===== SOURCE MATERIAL =====

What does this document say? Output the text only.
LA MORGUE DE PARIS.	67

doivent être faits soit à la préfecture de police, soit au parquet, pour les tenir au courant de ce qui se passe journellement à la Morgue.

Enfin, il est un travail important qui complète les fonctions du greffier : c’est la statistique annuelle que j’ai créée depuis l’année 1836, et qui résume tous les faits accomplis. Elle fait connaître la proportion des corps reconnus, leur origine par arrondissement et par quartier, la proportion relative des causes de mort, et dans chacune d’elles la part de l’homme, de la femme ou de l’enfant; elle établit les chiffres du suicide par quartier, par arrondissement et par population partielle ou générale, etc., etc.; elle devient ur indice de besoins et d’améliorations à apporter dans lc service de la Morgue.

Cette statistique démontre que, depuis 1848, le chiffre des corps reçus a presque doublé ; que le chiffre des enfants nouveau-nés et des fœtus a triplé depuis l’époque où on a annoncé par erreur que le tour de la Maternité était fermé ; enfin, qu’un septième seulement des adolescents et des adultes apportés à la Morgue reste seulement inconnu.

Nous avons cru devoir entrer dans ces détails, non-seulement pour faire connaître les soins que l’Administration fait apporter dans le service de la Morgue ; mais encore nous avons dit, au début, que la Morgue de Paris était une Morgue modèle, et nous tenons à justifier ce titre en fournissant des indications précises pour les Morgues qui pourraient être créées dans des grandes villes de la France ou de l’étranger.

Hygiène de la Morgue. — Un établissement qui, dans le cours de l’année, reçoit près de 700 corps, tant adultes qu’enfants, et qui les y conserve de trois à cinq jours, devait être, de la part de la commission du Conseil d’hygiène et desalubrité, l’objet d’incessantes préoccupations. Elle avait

=====

Every line above needs to be retyped exactly.

> **FINISHED TASK**:
What does this document say? Output the text only.
LA MORGUE DE PARIS.	67

doivent être faits soit à la préfecture de police, soit au parquet, pour les tenir au courant de ce qui se passe journellement à la Morgue.

Enfin, il est un travail important qui complète les fonctions du greffier : c’est la statistique annuelle que j’ai créée depuis l’année 1836, et qui résume tous les faits accomplis. Elle fait connaître la proportion des corps reconnus, leur origine par arrondissement et par quartier, la proportion relative des causes de mort, et dans chacune d’elles la part de l’homme, de la femme ou de l’enfant; elle établit les chiffres du suicide par quartier, par arrondissement et par population partielle ou générale, etc., etc.; elle devient ur indice de besoins et d’améliorations à apporter dans lc service de la Morgue.

Cette statistique démontre que, depuis 1848, le chiffre des corps reçus a presque doublé ; que le chiffre des enfants nouveau-nés et des fœtus a triplé depuis l’époque où on a annoncé par erreur que le tour de la Maternité était fermé ; enfin, qu’un septième seulement des adolescents et des adultes apportés à la Morgue reste seulement inconnu.

Nous avons cru devoir entrer dans ces détails, non-seulement pour faire connaître les soins que l’Administration fait apporter dans le service de la Morgue ; mais encore nous avons dit, au début, que la Morgue de Paris était une Morgue modèle, et nous tenons à justifier ce titre en fournissant des indications précises pour les Morgues qui pourraient être créées dans des grandes villes de la France ou de l’étranger.

Hygiène de la Morgue. — Un établissement qui, dans le cours de l’année, reçoit près de 700 corps, tant adultes qu’enfants, et qui les y conserve de trois à cinq jours, devait être, de la part de la commission du Conseil d’hygiène et desalubrité, l’objet d’incessantes préoccupations. Elle avait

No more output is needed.